| EXERCISE INSTRUCTIONS |
Copy every line of the records below verbatim, with no changes.

--- Start of PROVIDED DATA ---

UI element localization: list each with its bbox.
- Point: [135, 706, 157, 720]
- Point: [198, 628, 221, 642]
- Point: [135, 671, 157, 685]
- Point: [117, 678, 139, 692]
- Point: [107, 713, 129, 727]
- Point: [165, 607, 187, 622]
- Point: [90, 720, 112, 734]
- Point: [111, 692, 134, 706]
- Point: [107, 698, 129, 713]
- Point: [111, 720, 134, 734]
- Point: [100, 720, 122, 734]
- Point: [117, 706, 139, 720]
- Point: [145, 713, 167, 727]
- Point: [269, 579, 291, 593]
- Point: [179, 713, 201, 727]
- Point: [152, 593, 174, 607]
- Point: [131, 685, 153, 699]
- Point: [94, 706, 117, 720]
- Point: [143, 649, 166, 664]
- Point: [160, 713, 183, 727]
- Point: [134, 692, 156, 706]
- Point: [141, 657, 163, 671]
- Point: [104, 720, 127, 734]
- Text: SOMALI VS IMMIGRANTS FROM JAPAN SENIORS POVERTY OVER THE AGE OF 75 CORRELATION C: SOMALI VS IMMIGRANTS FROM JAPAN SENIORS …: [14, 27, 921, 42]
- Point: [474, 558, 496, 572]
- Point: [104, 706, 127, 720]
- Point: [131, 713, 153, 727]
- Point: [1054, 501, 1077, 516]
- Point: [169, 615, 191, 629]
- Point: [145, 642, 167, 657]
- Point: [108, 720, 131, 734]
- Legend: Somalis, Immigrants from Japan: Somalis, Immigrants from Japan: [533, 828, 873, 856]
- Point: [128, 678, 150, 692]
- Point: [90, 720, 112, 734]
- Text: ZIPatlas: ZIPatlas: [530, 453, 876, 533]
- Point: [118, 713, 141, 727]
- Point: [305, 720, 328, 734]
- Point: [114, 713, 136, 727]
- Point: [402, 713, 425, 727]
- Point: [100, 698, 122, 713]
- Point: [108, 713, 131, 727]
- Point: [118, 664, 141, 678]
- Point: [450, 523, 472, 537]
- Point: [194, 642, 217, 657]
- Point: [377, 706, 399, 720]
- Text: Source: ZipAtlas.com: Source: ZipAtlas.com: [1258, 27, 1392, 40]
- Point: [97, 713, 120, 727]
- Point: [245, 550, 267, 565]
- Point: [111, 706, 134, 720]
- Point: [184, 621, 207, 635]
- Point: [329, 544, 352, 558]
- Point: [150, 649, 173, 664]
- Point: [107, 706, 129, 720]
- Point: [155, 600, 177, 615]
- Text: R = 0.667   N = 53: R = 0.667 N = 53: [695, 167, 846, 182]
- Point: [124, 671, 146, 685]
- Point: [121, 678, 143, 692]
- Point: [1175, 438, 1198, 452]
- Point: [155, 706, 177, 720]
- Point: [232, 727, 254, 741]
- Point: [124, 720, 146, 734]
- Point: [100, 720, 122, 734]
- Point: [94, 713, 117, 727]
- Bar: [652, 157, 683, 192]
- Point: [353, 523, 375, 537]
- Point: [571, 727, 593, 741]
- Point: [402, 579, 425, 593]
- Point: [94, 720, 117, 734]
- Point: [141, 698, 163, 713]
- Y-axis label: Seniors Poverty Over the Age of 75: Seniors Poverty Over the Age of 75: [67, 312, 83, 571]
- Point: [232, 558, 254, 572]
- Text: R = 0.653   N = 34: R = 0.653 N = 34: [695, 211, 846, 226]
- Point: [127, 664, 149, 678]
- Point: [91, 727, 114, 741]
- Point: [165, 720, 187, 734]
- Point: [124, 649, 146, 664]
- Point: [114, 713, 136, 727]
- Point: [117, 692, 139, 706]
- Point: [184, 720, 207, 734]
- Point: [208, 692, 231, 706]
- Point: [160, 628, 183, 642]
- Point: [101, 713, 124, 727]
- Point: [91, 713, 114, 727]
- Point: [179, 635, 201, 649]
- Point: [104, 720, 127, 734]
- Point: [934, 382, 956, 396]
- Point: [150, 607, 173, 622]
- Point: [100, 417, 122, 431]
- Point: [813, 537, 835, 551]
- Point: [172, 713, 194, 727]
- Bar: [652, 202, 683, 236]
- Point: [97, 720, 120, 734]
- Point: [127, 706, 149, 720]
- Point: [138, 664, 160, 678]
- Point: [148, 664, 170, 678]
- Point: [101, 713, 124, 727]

--- End of PROVIDED DATA ---

| THE RESPONSE |
UI element localization: list each with its bbox.
- Point: [135, 706, 157, 720]
- Point: [198, 628, 221, 642]
- Point: [135, 671, 157, 685]
- Point: [117, 678, 139, 692]
- Point: [107, 713, 129, 727]
- Point: [165, 607, 187, 622]
- Point: [90, 720, 112, 734]
- Point: [111, 692, 134, 706]
- Point: [107, 698, 129, 713]
- Point: [111, 720, 134, 734]
- Point: [100, 720, 122, 734]
- Point: [117, 706, 139, 720]
- Point: [145, 713, 167, 727]
- Point: [269, 579, 291, 593]
- Point: [179, 713, 201, 727]
- Point: [152, 593, 174, 607]
- Point: [131, 685, 153, 699]
- Point: [94, 706, 117, 720]
- Point: [143, 649, 166, 664]
- Point: [160, 713, 183, 727]
- Point: [134, 692, 156, 706]
- Point: [141, 657, 163, 671]
- Point: [104, 720, 127, 734]
- Text: SOMALI VS IMMIGRANTS FROM JAPAN SENIORS POVERTY OVER THE AGE OF 75 CORRELATION C: SOMALI VS IMMIGRANTS FROM JAPAN SENIORS …: [14, 27, 921, 42]
- Point: [474, 558, 496, 572]
- Point: [104, 706, 127, 720]
- Point: [131, 713, 153, 727]
- Point: [1054, 501, 1077, 516]
- Point: [169, 615, 191, 629]
- Point: [145, 642, 167, 657]
- Point: [108, 720, 131, 734]
- Legend: Somalis, Immigrants from Japan: Somalis, Immigrants from Japan: [533, 828, 873, 856]
- Point: [128, 678, 150, 692]
- Point: [90, 720, 112, 734]
- Text: ZIPatlas: ZIPatlas: [530, 453, 876, 533]
- Point: [118, 713, 141, 727]
- Point: [305, 720, 328, 734]
- Point: [114, 713, 136, 727]
- Point: [402, 713, 425, 727]
- Point: [100, 698, 122, 713]
- Point: [108, 713, 131, 727]
- Point: [118, 664, 141, 678]
- Point: [450, 523, 472, 537]
- Point: [194, 642, 217, 657]
- Point: [377, 706, 399, 720]
- Text: Source: ZipAtlas.com: Source: ZipAtlas.com: [1258, 27, 1392, 40]
- Point: [97, 713, 120, 727]
- Point: [245, 550, 267, 565]
- Point: [111, 706, 134, 720]
- Point: [184, 621, 207, 635]
- Point: [329, 544, 352, 558]
- Point: [150, 649, 173, 664]
- Point: [107, 706, 129, 720]
- Point: [155, 600, 177, 615]
- Text: R = 0.667   N = 53: R = 0.667 N = 53: [695, 167, 846, 182]
- Point: [124, 671, 146, 685]
- Point: [121, 678, 143, 692]
- Point: [1175, 438, 1198, 452]
- Point: [155, 706, 177, 720]
- Point: [232, 727, 254, 741]
- Point: [124, 720, 146, 734]
- Point: [100, 720, 122, 734]
- Point: [94, 713, 117, 727]
- Bar: [652, 157, 683, 192]
- Point: [353, 523, 375, 537]
- Point: [571, 727, 593, 741]
- Point: [402, 579, 425, 593]
- Point: [94, 720, 117, 734]
- Point: [141, 698, 163, 713]
- Y-axis label: Seniors Poverty Over the Age of 75: Seniors Poverty Over the Age of 75: [67, 312, 83, 571]
- Point: [232, 558, 254, 572]
- Text: R = 0.653   N = 34: R = 0.653 N = 34: [695, 211, 846, 226]
- Point: [127, 664, 149, 678]
- Point: [91, 727, 114, 741]
- Point: [165, 720, 187, 734]
- Point: [124, 649, 146, 664]
- Point: [114, 713, 136, 727]
- Point: [117, 692, 139, 706]
- Point: [184, 720, 207, 734]
- Point: [208, 692, 231, 706]
- Point: [160, 628, 183, 642]
- Point: [101, 713, 124, 727]
- Point: [91, 713, 114, 727]
- Point: [179, 635, 201, 649]
- Point: [104, 720, 127, 734]
- Point: [934, 382, 956, 396]
- Point: [150, 607, 173, 622]
- Point: [100, 417, 122, 431]
- Point: [813, 537, 835, 551]
- Point: [172, 713, 194, 727]
- Bar: [652, 202, 683, 236]
- Point: [97, 720, 120, 734]
- Point: [127, 706, 149, 720]
- Point: [138, 664, 160, 678]
- Point: [148, 664, 170, 678]
- Point: [101, 713, 124, 727]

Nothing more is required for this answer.